__What you will do__. Skip the pictures. Transcribe the rest of the data below without changing a word.

Data excerpts

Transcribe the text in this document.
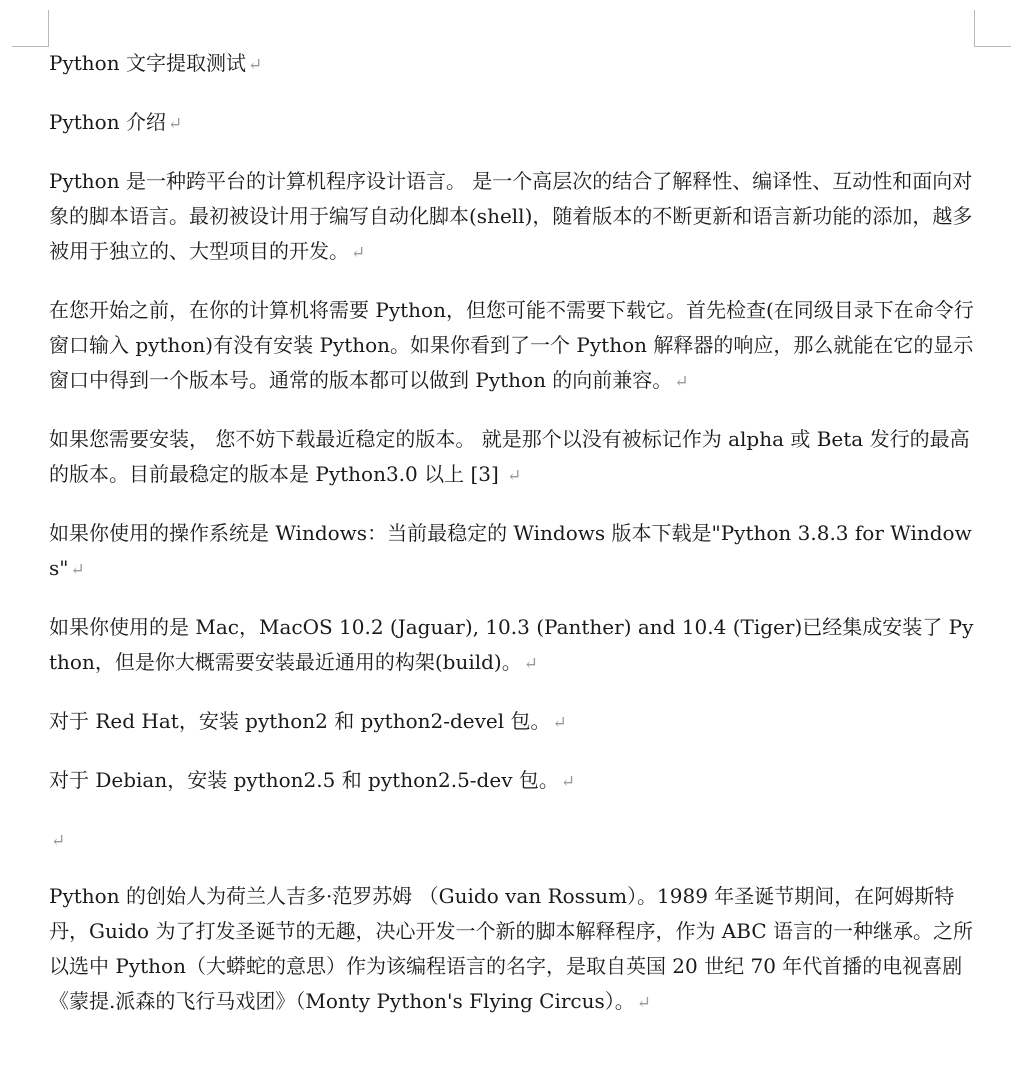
Python 文字提取测试 ↵

Python 介绍 ↵

Python 是一种跨平台的计算机程序设计语言。 是一个高层次的结合了解释性、编译性、互动性和面向对象的脚本语言。最初被设计用于编写自动化脚本(shell)，随着版本的不断更新和语言新功能的添加，越多被用于独立的、大型项目的开发。 ↵

在您开始之前，在你的计算机将需要 Python，但您可能不需要下载它。首先检查(在同级目录下在命令行窗口输入 python)有没有安装 Python。如果你看到了一个 Python 解释器的响应，那么就能在它的显示窗口中得到一个版本号。通常的版本都可以做到 Python 的向前兼容。 ↵

如果您需要安装， 您不妨下载最近稳定的版本。 就是那个以没有被标记作为 alpha 或 Beta 发行的最高的版本。目前最稳定的版本是 Python3.0 以上 [3] ↵

如果你使用的操作系统是 Windows：当前最稳定的 Windows 版本下载是"Python 3.8.3 for Windows" ↵

如果你使用的是 Mac，MacOS 10.2 (Jaguar), 10.3 (Panther) and 10.4 (Tiger)已经集成安装了 Python，但是你大概需要安装最近通用的构架(build)。 ↵

对于 Red Hat，安装 python2 和 python2-devel 包。 ↵

对于 Debian，安装 python2.5 和 python2.5-dev 包。 ↵

↵

Python 的创始人为荷兰人吉多·范罗苏姆 （Guido van Rossum）。1989 年圣诞节期间，在阿姆斯特丹，Guido 为了打发圣诞节的无趣，决心开发一个新的脚本解释程序，作为 ABC 语言的一种继承。之所以选中 Python（大蟒蛇的意思）作为该编程语言的名字，是取自英国 20 世纪 70 年代首播的电视喜剧《蒙提.派森的飞行马戏团》（Monty Python's Flying Circus）。 ↵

__Expected answer__.
Transcribe the text in this document.
Python 文字提取测试 ↵

Python 介绍 ↵

Python 是一种跨平台的计算机程序设计语言。 是一个高层次的结合了解释性、编译性、互动性和面向对象的脚本语言。最初被设计用于编写自动化脚本(shell)，随着版本的不断更新和语言新功能的添加，越多被用于独立的、大型项目的开发。 ↵

在您开始之前，在你的计算机将需要 Python，但您可能不需要下载它。首先检查(在同级目录下在命令行窗口输入 python)有没有安装 Python。如果你看到了一个 Python 解释器的响应，那么就能在它的显示窗口中得到一个版本号。通常的版本都可以做到 Python 的向前兼容。 ↵

如果您需要安装， 您不妨下载最近稳定的版本。 就是那个以没有被标记作为 alpha 或 Beta 发行的最高的版本。目前最稳定的版本是 Python3.0 以上 [3] ↵

如果你使用的操作系统是 Windows：当前最稳定的 Windows 版本下载是"Python 3.8.3 for Windows" ↵

如果你使用的是 Mac，MacOS 10.2 (Jaguar), 10.3 (Panther) and 10.4 (Tiger)已经集成安装了 Python，但是你大概需要安装最近通用的构架(build)。 ↵

对于 Red Hat，安装 python2 和 python2-devel 包。 ↵

对于 Debian，安装 python2.5 和 python2.5-dev 包。 ↵

↵

Python 的创始人为荷兰人吉多·范罗苏姆 （Guido van Rossum）。1989 年圣诞节期间，在阿姆斯特丹，Guido 为了打发圣诞节的无趣，决心开发一个新的脚本解释程序，作为 ABC 语言的一种继承。之所以选中 Python（大蟒蛇的意思）作为该编程语言的名字，是取自英国 20 世纪 70 年代首播的电视喜剧《蒙提.派森的飞行马戏团》（Monty Python's Flying Circus）。 ↵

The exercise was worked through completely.